[Stored data entries]
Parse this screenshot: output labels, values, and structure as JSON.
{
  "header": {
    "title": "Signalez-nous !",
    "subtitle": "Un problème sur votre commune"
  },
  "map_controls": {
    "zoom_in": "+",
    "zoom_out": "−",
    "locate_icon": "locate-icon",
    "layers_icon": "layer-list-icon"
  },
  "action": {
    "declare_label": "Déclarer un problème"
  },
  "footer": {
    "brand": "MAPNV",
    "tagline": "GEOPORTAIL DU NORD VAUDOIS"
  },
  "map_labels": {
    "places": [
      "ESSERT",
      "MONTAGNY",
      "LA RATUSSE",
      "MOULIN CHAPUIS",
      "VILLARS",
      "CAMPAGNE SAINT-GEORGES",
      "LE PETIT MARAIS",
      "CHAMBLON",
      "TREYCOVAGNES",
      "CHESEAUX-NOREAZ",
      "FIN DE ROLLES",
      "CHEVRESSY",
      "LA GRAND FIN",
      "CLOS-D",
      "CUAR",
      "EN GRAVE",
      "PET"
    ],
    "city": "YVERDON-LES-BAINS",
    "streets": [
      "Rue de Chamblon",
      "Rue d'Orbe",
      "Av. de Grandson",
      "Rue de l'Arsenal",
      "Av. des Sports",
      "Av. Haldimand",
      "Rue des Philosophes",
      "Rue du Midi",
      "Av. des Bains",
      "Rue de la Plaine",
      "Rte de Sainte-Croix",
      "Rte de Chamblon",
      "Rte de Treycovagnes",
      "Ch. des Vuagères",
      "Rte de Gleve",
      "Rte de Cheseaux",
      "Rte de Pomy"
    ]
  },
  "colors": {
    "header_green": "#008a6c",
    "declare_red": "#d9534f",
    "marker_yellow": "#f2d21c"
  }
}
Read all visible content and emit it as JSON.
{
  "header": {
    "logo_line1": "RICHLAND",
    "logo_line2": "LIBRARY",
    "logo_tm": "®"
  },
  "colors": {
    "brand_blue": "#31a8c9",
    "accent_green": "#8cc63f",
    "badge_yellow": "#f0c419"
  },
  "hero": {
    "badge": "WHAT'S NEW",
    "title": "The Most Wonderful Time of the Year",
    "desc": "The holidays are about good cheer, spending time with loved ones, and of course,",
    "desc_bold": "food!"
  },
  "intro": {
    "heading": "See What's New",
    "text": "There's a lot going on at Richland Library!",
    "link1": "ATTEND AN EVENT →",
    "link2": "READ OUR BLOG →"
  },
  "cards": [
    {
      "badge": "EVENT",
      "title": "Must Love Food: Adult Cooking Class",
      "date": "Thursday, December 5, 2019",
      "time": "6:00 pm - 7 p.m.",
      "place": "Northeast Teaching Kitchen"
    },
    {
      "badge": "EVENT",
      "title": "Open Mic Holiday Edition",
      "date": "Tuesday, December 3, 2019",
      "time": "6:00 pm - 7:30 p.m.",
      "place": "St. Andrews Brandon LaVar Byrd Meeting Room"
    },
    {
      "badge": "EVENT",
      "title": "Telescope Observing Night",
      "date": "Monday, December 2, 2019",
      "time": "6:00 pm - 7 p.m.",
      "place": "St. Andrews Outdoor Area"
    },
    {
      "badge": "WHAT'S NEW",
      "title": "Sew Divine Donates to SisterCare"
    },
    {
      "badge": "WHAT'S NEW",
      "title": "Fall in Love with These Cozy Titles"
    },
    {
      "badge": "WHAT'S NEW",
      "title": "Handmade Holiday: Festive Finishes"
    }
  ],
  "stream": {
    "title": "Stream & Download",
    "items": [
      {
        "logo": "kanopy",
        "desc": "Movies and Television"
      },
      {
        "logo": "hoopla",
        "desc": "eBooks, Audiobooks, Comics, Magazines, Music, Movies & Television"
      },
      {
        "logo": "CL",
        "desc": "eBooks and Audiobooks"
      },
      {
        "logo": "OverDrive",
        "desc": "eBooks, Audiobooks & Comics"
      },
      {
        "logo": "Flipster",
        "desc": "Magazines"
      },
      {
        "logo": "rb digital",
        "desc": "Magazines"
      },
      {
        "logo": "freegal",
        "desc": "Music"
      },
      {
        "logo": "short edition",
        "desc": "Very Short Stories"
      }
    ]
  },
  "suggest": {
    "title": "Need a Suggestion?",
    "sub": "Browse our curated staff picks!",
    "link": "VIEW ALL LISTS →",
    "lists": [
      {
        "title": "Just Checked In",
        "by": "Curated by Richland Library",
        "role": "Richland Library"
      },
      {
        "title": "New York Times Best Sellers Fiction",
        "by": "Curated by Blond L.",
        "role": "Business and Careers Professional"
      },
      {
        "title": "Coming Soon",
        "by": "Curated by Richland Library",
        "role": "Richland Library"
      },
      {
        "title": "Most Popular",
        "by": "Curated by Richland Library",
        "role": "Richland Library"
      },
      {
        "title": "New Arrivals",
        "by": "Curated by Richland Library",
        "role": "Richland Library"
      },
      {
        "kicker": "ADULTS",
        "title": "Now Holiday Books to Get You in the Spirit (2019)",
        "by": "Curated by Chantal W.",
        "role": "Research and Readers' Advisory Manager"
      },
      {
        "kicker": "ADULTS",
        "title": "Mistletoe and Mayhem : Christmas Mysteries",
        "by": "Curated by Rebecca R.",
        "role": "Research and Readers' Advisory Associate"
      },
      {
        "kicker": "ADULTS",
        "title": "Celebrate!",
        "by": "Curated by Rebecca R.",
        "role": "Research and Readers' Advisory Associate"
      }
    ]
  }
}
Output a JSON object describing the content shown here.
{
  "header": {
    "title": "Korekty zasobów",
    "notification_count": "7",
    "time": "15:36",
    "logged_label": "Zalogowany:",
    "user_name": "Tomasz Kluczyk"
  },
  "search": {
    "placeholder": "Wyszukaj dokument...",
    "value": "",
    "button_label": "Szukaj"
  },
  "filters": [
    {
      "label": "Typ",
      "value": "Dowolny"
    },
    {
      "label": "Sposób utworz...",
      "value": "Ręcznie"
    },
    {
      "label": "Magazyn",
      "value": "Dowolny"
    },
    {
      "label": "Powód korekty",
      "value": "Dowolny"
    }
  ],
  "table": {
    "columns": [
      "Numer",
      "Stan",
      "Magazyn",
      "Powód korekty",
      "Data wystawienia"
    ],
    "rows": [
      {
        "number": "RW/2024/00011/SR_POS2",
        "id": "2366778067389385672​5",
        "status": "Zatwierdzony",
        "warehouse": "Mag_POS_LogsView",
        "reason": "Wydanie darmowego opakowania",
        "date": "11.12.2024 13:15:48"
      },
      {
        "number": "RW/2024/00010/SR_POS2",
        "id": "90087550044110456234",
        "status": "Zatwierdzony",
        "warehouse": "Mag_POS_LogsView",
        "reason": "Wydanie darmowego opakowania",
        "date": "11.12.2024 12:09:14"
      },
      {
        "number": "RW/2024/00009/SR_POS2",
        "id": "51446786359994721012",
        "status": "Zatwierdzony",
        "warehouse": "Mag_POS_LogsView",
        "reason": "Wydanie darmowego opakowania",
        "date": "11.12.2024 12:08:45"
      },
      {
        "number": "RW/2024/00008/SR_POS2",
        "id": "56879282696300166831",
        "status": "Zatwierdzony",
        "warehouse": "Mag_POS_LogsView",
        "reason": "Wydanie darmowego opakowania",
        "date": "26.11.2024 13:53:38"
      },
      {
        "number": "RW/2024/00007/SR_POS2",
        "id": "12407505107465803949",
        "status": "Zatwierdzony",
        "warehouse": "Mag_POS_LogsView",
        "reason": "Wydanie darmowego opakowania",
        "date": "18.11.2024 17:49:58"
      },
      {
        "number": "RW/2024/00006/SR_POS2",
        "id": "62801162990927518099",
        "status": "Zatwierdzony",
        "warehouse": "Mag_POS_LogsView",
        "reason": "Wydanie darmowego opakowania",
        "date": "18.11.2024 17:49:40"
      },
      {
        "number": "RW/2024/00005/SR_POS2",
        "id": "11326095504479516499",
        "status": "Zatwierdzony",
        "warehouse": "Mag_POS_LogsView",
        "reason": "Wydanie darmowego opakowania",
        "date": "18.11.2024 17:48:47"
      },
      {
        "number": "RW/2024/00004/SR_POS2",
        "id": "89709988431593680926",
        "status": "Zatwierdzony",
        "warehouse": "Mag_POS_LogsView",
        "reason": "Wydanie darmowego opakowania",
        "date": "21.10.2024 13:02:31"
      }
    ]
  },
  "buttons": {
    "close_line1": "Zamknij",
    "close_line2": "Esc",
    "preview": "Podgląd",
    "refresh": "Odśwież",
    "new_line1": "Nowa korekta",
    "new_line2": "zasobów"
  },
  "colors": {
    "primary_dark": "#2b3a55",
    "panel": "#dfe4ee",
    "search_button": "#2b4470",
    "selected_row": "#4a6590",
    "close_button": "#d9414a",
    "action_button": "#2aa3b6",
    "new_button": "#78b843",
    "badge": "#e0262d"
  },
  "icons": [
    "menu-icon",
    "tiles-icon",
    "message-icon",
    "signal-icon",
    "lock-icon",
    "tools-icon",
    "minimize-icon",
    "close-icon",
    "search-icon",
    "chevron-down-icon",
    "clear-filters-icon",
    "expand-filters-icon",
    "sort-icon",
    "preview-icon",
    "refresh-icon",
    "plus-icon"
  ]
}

PROBLEM TO WORK ON: Pull out each line holding the string "Most".

RESULT FOR THIS TASK:
    "title": "The Most Wonderful Time of the Year",
        "title": "Most Popular",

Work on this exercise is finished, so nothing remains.